Task to carry out = Express the material between the line containing "List each element" and the line containing "Point [434, 493, 457, 508]", inclusive, as a two-column CSV with the headers request and response. Give one row per request, with its text and its response each in a single quoted field and line breaks replaced by spaces.

— Start of Material for this exercise —

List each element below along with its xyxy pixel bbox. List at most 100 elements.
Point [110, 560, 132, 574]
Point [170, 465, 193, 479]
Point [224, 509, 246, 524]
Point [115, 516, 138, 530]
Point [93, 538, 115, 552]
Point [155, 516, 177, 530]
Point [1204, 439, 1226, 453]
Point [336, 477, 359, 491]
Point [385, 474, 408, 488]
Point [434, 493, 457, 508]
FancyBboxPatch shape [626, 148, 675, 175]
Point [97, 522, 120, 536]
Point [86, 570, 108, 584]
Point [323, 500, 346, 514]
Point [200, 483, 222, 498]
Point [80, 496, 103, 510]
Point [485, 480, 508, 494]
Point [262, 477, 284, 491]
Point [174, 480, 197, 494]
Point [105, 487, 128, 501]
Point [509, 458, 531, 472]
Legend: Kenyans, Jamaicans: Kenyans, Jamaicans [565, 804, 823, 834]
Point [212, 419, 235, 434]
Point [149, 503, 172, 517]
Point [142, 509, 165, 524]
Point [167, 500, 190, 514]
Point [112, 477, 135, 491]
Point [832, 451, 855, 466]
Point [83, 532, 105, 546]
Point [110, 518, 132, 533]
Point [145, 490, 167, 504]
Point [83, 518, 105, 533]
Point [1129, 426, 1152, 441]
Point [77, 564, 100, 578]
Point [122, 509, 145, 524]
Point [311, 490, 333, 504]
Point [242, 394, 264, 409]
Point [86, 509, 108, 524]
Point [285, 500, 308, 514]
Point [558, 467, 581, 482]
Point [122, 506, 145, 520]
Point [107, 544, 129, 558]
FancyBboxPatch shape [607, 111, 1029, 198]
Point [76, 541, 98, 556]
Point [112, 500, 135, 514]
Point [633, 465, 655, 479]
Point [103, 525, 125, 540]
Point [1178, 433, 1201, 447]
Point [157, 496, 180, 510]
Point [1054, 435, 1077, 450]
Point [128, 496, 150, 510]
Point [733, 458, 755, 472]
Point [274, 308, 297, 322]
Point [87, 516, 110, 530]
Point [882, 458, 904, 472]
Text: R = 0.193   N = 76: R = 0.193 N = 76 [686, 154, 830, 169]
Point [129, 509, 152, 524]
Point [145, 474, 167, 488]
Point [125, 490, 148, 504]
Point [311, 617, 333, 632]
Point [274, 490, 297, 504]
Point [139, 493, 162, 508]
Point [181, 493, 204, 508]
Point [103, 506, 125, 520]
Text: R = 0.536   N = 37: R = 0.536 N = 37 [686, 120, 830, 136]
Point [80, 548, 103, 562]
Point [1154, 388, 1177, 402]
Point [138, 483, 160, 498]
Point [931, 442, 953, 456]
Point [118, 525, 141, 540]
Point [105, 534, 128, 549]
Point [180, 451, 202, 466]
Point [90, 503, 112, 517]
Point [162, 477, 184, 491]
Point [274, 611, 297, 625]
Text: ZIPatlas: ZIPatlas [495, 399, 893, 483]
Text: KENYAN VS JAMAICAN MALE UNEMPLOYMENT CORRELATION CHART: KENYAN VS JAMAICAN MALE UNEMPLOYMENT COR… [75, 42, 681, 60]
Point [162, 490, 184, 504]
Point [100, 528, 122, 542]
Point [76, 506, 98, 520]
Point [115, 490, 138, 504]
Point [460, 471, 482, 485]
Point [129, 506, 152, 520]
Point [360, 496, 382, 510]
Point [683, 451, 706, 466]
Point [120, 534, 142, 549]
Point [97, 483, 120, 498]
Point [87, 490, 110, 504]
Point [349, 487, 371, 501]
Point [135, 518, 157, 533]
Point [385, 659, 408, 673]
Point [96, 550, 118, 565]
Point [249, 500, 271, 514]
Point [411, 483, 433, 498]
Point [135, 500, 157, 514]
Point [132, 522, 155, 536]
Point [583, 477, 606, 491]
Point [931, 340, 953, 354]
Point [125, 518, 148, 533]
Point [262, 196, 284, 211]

— End of Material for this exercise —
— Start of Material for this exercise —

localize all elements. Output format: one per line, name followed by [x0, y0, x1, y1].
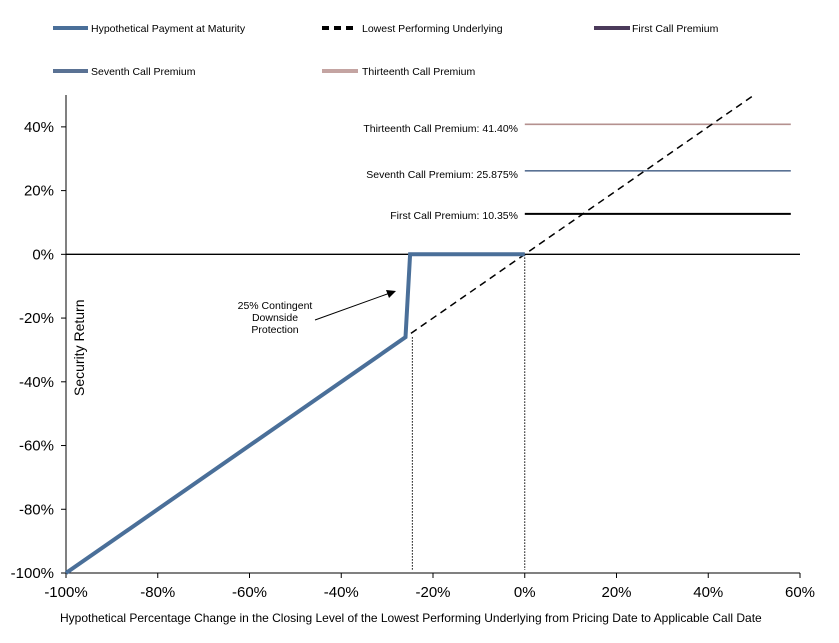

— End of Material for this exercise —
— Start of Material for this exercise —

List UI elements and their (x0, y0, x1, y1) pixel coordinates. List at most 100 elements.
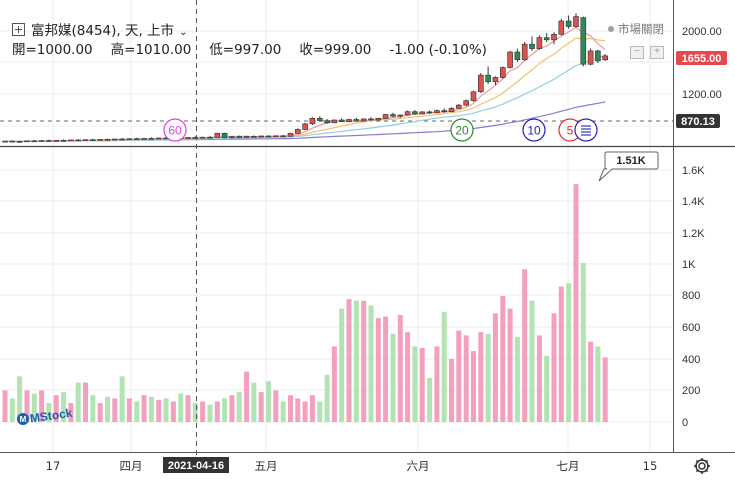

— End of Material for this exercise —

Response for this exercise =
request,response
"List each element below along with its xyxy pixel bbox. List at most 100 elements.","Point [110, 560, 132, 574] Point [170, 465, 193, 479] Point [224, 509, 246, 524] Point [115, 516, 138, 530] Point [93, 538, 115, 552] Point [155, 516, 177, 530] Point [1204, 439, 1226, 453] Point [336, 477, 359, 491] Point [385, 474, 408, 488] Point [434, 493, 457, 508]"